──────── DATA FOR THE TASK ────────
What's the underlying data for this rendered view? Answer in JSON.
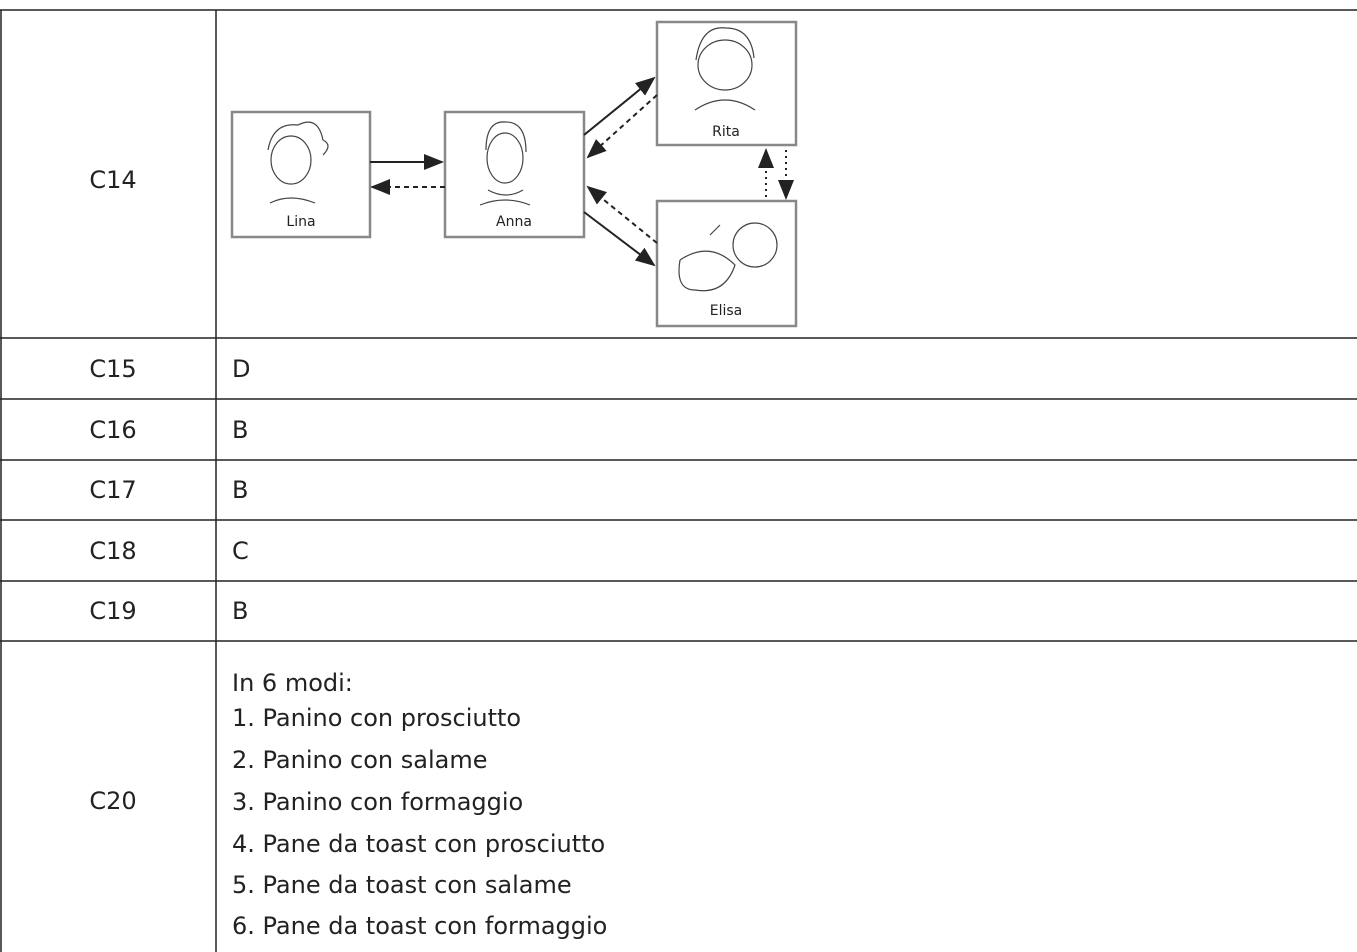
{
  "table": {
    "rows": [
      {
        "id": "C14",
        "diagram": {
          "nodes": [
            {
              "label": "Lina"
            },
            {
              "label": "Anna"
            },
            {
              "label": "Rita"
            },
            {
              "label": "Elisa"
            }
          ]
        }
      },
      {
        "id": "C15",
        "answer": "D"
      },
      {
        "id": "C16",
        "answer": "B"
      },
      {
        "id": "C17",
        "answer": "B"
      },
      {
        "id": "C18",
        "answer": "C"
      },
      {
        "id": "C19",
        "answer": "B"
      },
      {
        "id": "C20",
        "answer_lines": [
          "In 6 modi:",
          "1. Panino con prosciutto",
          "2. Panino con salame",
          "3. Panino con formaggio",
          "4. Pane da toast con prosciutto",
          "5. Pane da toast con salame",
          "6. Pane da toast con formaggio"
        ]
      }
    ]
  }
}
────────
◆ TASK TO COMPLETE
Can you restate all the records above word for word while dropping the pictures?

◆ PROBLEM SOLUTION
What's the underlying data for this rendered view? Answer in JSON.
{
  "table": {
    "rows": [
      {
        "id": "C14",
        "diagram": {
          "nodes": [
            {
              "label": "Lina"
            },
            {
              "label": "Anna"
            },
            {
              "label": "Rita"
            },
            {
              "label": "Elisa"
            }
          ]
        }
      },
      {
        "id": "C15",
        "answer": "D"
      },
      {
        "id": "C16",
        "answer": "B"
      },
      {
        "id": "C17",
        "answer": "B"
      },
      {
        "id": "C18",
        "answer": "C"
      },
      {
        "id": "C19",
        "answer": "B"
      },
      {
        "id": "C20",
        "answer_lines": [
          "In 6 modi:",
          "1. Panino con prosciutto",
          "2. Panino con salame",
          "3. Panino con formaggio",
          "4. Pane da toast con prosciutto",
          "5. Pane da toast con salame",
          "6. Pane da toast con formaggio"
        ]
      }
    ]
  }
}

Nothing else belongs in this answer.